## [Выбранный текст]

А Вы знаете о Наапете Кучаке? Знаете, что это один из четырех самых великих поэтов Армении? Только, если Вам захочется с ним познакомиться, заранее знайте, что русские переводы никуда не годятся. В Ереване вышло хорошее, очень красивое издание, где кроме параллельного армянского и русского стихотворного текста приведены точные подстрочные переводы, и по ним видно, как отчаянно плох русский стихотворный перевод. Это небо и земля. Небо, конечно, армянское.
Айрен – это очень короткое стихотворение, что-то вроде длинного четверостишия, и в переводе очень трудно, невозможно сохранить эту «эпиграммную», афористическую, поговорческую краткость и цельность. Эти айрены – чувственные и лукавые, озорные, нежные, сладострастные – очень емки, в эти четыре строки много вмещается, каждый – это целая новелла, исповедь, признание, любовное поддразнивание, заразительная любовная игра. Есть и печальные, но все – светлые, все – жизнерадостные. А ведь Армения и тогда была трагической страной, страной, отмеченной Богом, как Иов.

## [Сохранённые данные]
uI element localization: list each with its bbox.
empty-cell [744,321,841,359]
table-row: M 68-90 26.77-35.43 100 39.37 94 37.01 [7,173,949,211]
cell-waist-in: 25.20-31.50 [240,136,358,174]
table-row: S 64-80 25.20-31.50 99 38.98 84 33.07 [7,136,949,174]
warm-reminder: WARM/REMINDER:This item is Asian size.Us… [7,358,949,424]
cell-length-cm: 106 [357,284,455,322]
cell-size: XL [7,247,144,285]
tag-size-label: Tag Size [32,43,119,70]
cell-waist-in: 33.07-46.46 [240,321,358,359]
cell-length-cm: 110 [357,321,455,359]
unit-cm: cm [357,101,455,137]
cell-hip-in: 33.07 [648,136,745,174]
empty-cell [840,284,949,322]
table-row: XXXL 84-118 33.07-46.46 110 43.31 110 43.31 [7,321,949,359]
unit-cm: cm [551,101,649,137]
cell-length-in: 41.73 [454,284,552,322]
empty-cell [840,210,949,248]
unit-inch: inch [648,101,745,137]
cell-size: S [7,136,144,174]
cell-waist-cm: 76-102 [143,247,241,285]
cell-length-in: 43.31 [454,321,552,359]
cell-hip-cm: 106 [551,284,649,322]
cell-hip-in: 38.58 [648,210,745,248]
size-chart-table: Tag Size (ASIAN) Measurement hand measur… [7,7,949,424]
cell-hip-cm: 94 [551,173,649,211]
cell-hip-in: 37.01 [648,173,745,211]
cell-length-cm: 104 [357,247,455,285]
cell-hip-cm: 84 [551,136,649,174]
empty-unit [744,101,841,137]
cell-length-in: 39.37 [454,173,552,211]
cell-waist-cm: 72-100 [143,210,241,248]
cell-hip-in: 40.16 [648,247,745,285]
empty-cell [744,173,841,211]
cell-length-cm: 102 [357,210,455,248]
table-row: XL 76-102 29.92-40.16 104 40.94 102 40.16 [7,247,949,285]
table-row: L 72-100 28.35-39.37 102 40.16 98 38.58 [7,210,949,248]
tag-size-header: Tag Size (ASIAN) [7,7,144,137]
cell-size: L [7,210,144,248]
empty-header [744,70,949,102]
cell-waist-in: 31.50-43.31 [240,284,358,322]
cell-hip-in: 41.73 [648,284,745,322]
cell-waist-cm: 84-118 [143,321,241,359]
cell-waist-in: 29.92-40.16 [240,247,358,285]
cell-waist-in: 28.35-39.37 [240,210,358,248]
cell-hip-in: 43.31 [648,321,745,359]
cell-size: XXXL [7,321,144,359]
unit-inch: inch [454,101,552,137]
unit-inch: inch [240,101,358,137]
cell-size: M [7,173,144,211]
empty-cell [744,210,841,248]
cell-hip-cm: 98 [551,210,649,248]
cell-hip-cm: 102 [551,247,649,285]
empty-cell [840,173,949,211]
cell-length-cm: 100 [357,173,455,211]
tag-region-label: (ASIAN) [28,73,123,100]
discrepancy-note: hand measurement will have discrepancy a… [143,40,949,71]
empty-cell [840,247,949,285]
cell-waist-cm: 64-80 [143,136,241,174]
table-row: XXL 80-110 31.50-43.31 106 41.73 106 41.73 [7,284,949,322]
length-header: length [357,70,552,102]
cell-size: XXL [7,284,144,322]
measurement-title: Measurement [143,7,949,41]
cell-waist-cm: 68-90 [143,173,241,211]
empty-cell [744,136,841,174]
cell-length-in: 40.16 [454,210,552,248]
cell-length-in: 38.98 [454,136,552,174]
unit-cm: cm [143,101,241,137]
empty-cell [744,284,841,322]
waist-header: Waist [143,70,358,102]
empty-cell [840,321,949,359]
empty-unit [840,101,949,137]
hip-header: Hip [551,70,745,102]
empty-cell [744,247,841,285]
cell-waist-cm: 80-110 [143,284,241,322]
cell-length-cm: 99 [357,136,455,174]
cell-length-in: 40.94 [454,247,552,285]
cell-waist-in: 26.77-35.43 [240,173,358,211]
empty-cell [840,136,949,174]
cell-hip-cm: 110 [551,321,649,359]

## [Задание к выполнению]
Каким коротким стихотворением называют айрен в тексте о Наапете Кучаке?

## [Письменный ответ]
Айрен — это очень короткое стихотворение, что-то вроде длинного четверостишия.